● Exercise data:
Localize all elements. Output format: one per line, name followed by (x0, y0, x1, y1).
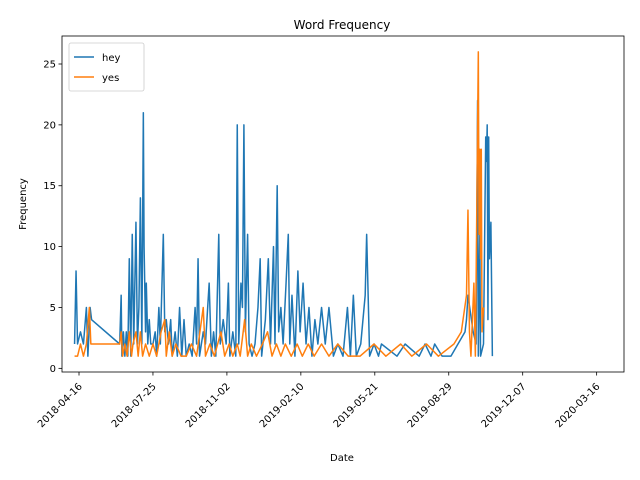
y-tick-label: 15 (43, 181, 56, 192)
y-axis-title: Frequency (18, 178, 29, 230)
plot-frame (61, 35, 625, 373)
y-tick-label: 25 (43, 60, 56, 71)
legend: hey yes (68, 42, 145, 92)
chart-title: Word Frequency (294, 18, 391, 32)
y-tick-label: 20 (43, 120, 56, 131)
series-layer (73, 51, 494, 357)
legend-label-yes: yes (102, 73, 119, 84)
y-tick-label: 5 (50, 303, 56, 314)
y-tick-label: 10 (43, 242, 56, 253)
legend-label-hey: hey (102, 53, 120, 64)
legend-box (68, 42, 145, 92)
y-axis: 0 5 10 15 20 25 (43, 60, 62, 375)
x-axis-title: Date (330, 453, 354, 464)
y-tick-label: 0 (50, 364, 56, 375)
plot-area (61, 35, 625, 373)
series-line-yes (74, 51, 485, 357)
series-line-hey (73, 99, 494, 357)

● Stated goal: Put every line of the items above into a JSON list of strings, one string per line, skipping blank lines and leaving out the pictures.

● Solution to this problem:
[
  "Localize all elements. Output format: one per line, name followed by (x0, y0, x1, y1).",
  "y-tick-label: 15 (43, 181, 56, 192)",
  "y-axis-title: Frequency (18, 178, 29, 230)",
  "plot-frame (61, 35, 625, 373)",
  "y-tick-label: 25 (43, 60, 56, 71)",
  "legend: hey yes (68, 42, 145, 92)",
  "chart-title: Word Frequency (294, 18, 391, 32)",
  "y-tick-label: 20 (43, 120, 56, 131)",
  "series-layer (73, 51, 494, 357)",
  "legend-label-yes: yes (102, 73, 119, 84)",
  "y-tick-label: 5 (50, 303, 56, 314)",
  "y-tick-label: 10 (43, 242, 56, 253)",
  "legend-label-hey: hey (102, 53, 120, 64)",
  "legend-box (68, 42, 145, 92)",
  "y-axis: 0 5 10 15 20 25 (43, 60, 62, 375)",
  "x-axis-title: Date (330, 453, 354, 464)",
  "y-tick-label: 0 (50, 364, 56, 375)",
  "plot-area (61, 35, 625, 373)",
  "series-line-yes (74, 51, 485, 357)",
  "series-line-hey (73, 99, 494, 357)"
]